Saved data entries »
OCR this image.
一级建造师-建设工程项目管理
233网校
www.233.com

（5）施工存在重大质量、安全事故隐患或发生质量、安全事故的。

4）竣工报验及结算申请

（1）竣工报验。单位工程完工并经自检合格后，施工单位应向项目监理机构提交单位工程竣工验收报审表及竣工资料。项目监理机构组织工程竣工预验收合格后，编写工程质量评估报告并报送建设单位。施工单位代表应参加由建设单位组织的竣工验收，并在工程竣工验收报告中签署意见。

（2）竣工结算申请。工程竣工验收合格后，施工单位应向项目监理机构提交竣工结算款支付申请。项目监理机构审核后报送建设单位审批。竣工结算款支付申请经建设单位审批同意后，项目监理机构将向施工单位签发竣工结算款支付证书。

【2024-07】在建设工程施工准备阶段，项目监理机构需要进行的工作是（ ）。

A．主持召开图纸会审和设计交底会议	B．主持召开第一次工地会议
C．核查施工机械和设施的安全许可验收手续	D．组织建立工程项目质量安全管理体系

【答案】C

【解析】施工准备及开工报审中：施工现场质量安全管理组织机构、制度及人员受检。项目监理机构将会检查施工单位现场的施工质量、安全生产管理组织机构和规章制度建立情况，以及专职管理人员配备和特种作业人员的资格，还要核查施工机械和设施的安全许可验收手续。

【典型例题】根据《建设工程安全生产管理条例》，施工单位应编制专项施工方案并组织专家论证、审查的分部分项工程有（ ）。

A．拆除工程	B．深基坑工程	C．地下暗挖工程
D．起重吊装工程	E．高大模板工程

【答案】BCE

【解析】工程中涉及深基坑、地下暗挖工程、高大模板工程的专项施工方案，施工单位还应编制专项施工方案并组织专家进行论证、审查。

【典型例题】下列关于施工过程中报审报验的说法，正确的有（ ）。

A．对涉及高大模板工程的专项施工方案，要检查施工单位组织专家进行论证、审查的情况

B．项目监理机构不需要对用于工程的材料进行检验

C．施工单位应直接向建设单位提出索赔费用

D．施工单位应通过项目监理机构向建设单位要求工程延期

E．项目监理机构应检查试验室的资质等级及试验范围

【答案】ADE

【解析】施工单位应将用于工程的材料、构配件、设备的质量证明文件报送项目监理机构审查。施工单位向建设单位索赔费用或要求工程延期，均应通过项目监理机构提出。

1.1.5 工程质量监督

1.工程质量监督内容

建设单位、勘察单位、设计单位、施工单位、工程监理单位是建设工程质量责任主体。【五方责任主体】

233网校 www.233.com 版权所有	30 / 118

What you are asked to do »
Reproduce every record, matching each line exactly.

The response »
OCR this image.
一级建造师-建设工程项目管理
233网校
www.233.com

（5）施工存在重大质量、安全事故隐患或发生质量、安全事故的。

4）竣工报验及结算申请

（1）竣工报验。单位工程完工并经自检合格后，施工单位应向项目监理机构提交单位工程竣工验收报审表及竣工资料。项目监理机构组织工程竣工预验收合格后，编写工程质量评估报告并报送建设单位。施工单位代表应参加由建设单位组织的竣工验收，并在工程竣工验收报告中签署意见。

（2）竣工结算申请。工程竣工验收合格后，施工单位应向项目监理机构提交竣工结算款支付申请。项目监理机构审核后报送建设单位审批。竣工结算款支付申请经建设单位审批同意后，项目监理机构将向施工单位签发竣工结算款支付证书。

【2024-07】在建设工程施工准备阶段，项目监理机构需要进行的工作是（ ）。

A．主持召开图纸会审和设计交底会议	B．主持召开第一次工地会议
C．核查施工机械和设施的安全许可验收手续	D．组织建立工程项目质量安全管理体系

【答案】C

【解析】施工准备及开工报审中：施工现场质量安全管理组织机构、制度及人员受检。项目监理机构将会检查施工单位现场的施工质量、安全生产管理组织机构和规章制度建立情况，以及专职管理人员配备和特种作业人员的资格，还要核查施工机械和设施的安全许可验收手续。

【典型例题】根据《建设工程安全生产管理条例》，施工单位应编制专项施工方案并组织专家论证、审查的分部分项工程有（ ）。

A．拆除工程	B．深基坑工程	C．地下暗挖工程
D．起重吊装工程	E．高大模板工程

【答案】BCE

【解析】工程中涉及深基坑、地下暗挖工程、高大模板工程的专项施工方案，施工单位还应编制专项施工方案并组织专家进行论证、审查。

【典型例题】下列关于施工过程中报审报验的说法，正确的有（ ）。

A．对涉及高大模板工程的专项施工方案，要检查施工单位组织专家进行论证、审查的情况

B．项目监理机构不需要对用于工程的材料进行检验

C．施工单位应直接向建设单位提出索赔费用

D．施工单位应通过项目监理机构向建设单位要求工程延期

E．项目监理机构应检查试验室的资质等级及试验范围

【答案】ADE

【解析】施工单位应将用于工程的材料、构配件、设备的质量证明文件报送项目监理机构审查。施工单位向建设单位索赔费用或要求工程延期，均应通过项目监理机构提出。

1.1.5 工程质量监督

1.工程质量监督内容

建设单位、勘察单位、设计单位、施工单位、工程监理单位是建设工程质量责任主体。【五方责任主体】

233网校 www.233.com 版权所有	30 / 118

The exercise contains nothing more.